**BRIEF**
Please reproduce the lines below word for word, beginning at the line that contains "Patent image size: (803, 842)." and stopping after the line that contains "The electrical power generating unit 35 is".

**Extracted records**
==*==
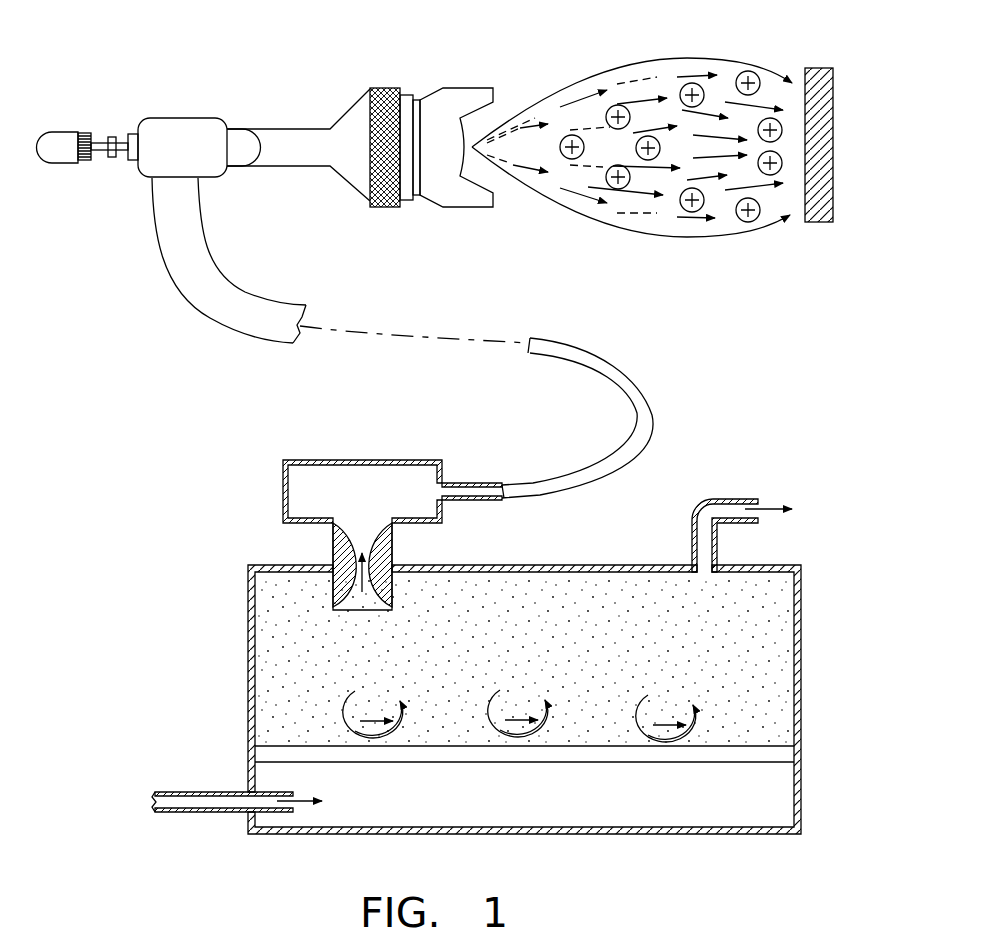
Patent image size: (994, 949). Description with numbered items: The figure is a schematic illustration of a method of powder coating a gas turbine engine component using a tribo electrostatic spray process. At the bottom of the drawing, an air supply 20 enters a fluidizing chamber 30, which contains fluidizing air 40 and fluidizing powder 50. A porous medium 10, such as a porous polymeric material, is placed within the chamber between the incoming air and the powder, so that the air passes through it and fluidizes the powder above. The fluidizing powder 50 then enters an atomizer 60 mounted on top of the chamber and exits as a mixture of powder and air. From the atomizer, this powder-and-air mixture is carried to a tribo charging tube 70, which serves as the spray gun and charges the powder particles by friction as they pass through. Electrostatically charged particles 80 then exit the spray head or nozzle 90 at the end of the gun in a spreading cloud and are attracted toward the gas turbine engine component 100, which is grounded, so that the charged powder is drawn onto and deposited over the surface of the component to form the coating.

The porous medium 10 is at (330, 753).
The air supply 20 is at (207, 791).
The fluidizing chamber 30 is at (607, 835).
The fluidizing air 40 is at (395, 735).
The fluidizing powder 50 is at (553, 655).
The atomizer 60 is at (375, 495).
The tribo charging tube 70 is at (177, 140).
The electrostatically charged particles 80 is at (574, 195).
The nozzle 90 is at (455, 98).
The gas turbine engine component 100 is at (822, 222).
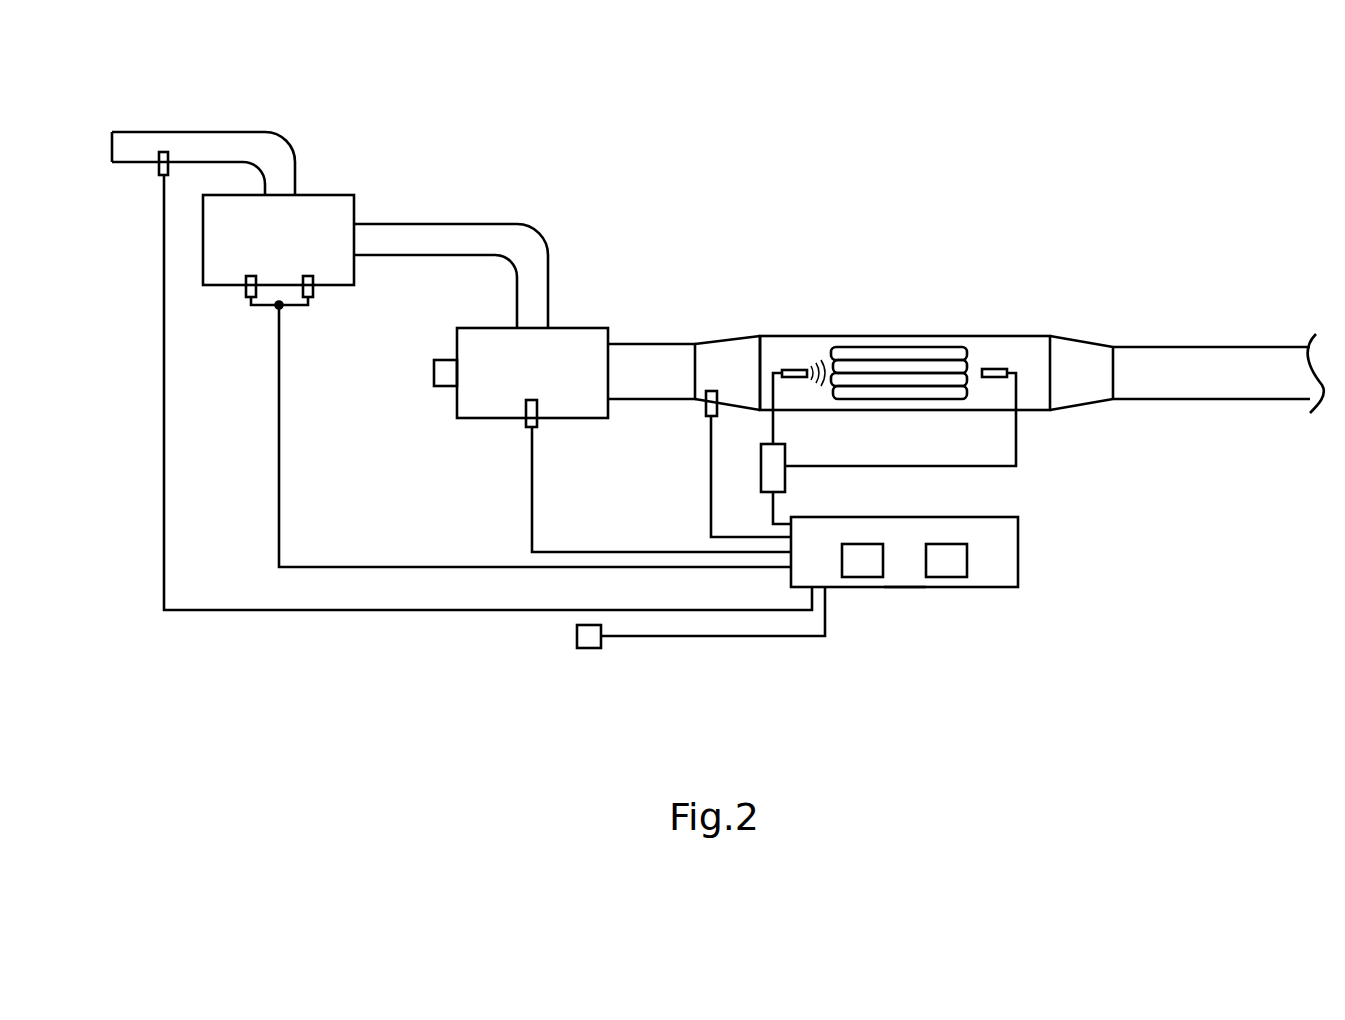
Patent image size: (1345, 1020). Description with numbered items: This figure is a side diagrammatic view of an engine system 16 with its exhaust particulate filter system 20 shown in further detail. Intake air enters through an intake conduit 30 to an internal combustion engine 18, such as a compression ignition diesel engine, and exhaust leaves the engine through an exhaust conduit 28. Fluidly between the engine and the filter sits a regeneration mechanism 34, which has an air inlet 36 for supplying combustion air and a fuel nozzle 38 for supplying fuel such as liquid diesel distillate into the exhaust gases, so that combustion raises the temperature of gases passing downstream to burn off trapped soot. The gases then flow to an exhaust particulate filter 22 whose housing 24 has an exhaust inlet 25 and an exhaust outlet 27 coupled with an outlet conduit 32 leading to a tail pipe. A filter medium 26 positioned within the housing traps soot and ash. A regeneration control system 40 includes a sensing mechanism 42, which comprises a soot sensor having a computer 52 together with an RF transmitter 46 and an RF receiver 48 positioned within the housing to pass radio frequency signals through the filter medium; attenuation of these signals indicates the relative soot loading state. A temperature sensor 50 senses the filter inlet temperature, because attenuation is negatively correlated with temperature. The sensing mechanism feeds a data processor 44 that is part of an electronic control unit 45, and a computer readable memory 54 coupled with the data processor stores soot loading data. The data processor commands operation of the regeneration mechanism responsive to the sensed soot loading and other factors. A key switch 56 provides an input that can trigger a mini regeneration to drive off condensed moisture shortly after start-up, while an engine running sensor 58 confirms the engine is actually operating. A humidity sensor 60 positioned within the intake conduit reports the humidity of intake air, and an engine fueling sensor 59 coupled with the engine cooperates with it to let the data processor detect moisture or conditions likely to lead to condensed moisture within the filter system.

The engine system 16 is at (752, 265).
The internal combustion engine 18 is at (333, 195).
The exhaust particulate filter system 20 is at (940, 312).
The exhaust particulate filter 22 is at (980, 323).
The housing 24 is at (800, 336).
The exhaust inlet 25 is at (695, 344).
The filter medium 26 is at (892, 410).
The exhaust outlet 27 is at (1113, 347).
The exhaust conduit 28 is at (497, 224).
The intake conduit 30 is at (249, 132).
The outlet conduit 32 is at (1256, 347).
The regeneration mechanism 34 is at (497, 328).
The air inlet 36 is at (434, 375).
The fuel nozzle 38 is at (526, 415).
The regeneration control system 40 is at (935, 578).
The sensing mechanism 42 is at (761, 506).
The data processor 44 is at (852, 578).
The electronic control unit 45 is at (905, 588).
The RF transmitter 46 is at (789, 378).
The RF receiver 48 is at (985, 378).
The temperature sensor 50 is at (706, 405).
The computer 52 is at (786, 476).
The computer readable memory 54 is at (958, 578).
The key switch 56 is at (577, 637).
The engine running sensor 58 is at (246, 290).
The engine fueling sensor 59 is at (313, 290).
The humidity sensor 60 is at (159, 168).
==*==
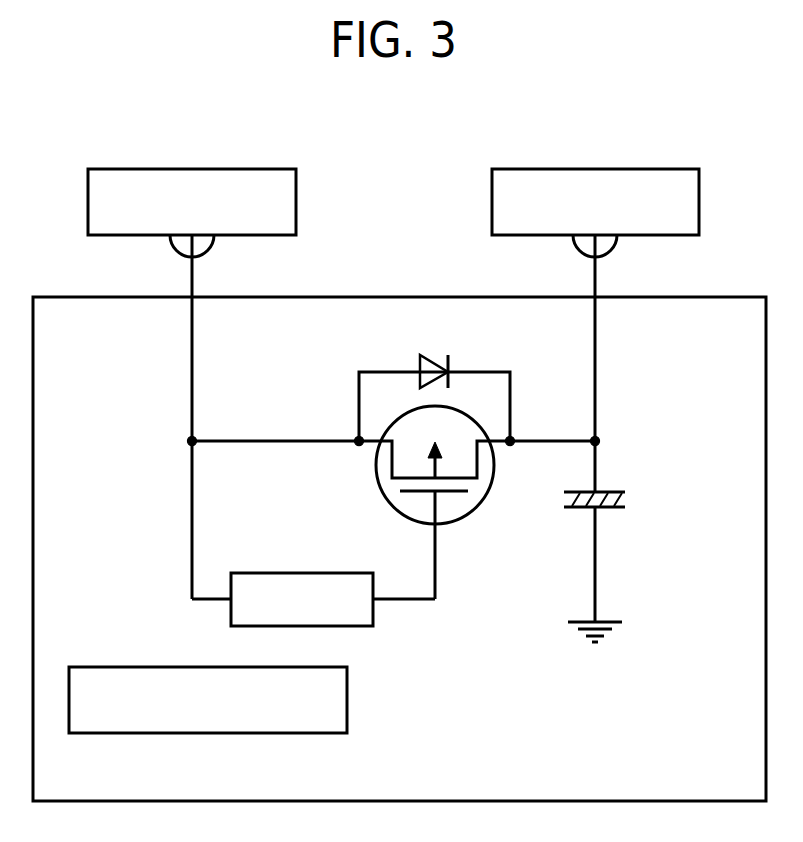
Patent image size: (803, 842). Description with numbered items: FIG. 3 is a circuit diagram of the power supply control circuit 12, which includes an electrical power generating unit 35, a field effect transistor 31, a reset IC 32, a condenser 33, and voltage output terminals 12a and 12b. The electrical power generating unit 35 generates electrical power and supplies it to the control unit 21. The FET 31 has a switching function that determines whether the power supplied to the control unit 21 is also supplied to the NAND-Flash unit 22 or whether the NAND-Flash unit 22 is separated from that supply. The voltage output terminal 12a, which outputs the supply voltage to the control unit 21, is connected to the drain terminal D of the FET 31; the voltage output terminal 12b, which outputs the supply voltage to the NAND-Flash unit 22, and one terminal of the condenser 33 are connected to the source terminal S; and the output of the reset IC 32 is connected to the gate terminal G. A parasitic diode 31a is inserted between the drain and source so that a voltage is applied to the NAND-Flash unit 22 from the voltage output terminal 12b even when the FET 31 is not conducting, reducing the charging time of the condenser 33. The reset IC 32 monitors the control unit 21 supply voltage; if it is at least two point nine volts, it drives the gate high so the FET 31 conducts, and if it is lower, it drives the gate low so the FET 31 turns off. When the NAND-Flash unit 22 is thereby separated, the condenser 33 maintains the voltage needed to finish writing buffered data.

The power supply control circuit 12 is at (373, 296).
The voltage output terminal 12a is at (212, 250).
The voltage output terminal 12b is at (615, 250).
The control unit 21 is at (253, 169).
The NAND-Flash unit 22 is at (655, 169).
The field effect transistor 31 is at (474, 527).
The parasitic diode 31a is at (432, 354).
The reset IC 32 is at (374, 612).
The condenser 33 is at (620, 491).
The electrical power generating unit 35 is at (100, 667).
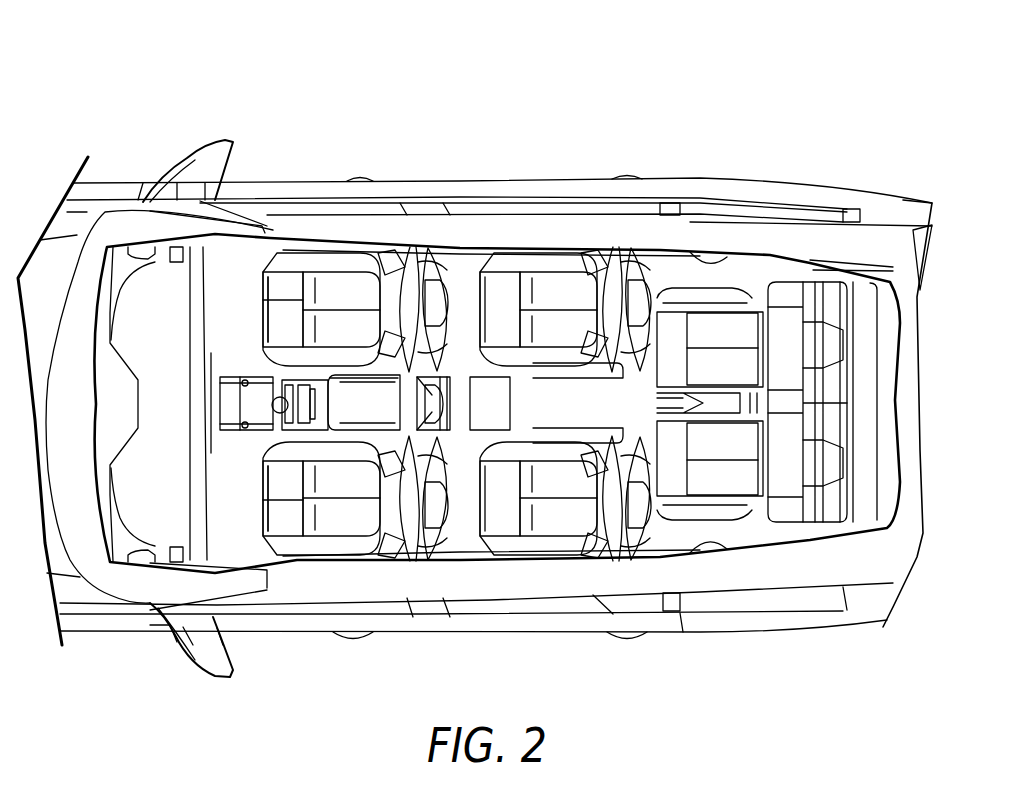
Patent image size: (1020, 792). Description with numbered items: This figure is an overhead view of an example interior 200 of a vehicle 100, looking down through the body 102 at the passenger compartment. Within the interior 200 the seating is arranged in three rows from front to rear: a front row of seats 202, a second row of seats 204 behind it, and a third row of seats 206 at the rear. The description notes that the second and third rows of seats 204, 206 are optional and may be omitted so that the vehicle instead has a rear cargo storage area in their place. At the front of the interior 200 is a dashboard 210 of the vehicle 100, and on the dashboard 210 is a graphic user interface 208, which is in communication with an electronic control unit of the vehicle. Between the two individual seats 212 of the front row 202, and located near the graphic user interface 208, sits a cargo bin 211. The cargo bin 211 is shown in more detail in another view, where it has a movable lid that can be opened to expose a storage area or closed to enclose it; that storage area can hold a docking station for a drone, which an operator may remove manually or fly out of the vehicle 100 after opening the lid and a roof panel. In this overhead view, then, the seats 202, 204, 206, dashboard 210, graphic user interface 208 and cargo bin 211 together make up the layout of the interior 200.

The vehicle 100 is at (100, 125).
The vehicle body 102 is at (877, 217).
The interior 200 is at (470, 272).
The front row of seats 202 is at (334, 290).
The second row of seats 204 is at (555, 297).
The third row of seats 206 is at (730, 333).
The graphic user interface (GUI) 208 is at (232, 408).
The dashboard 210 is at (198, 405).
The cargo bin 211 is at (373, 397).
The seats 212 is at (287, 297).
==*==
**CORRECT RESULT**
Patent image size: (803, 842). Description with numbered items: FIG. 3 is a circuit diagram of the power supply control circuit 12, which includes an electrical power generating unit 35, a field effect transistor 31, a reset IC 32, a condenser 33, and voltage output terminals 12a and 12b. The electrical power generating unit 35 generates electrical power and supplies it to the control unit 21. The FET 31 has a switching function that determines whether the power supplied to the control unit 21 is also supplied to the NAND-Flash unit 22 or whether the NAND-Flash unit 22 is separated from that supply. The voltage output terminal 12a, which outputs the supply voltage to the control unit 21, is connected to the drain terminal D of the FET 31; the voltage output terminal 12b, which outputs the supply voltage to the NAND-Flash unit 22, and one terminal of the condenser 33 are connected to the source terminal S; and the output of the reset IC 32 is connected to the gate terminal G. A parasitic diode 31a is inserted between the drain and source so that a voltage is applied to the NAND-Flash unit 22 from the voltage output terminal 12b even when the FET 31 is not conducting, reducing the charging time of the condenser 33. The reset IC 32 monitors the control unit 21 supply voltage; if it is at least two point nine volts, it drives the gate high so the FET 31 conducts, and if it is lower, it drives the gate low so the FET 31 turns off. When the NAND-Flash unit 22 is thereby separated, the condenser 33 maintains the voltage needed to finish writing buffered data.

The power supply control circuit 12 is at (373, 296).
The voltage output terminal 12a is at (212, 250).
The voltage output terminal 12b is at (615, 250).
The control unit 21 is at (253, 169).
The NAND-Flash unit 22 is at (655, 169).
The field effect transistor 31 is at (474, 527).
The parasitic diode 31a is at (432, 354).
The reset IC 32 is at (374, 612).
The condenser 33 is at (620, 491).
The electrical power generating unit 35 is at (100, 667).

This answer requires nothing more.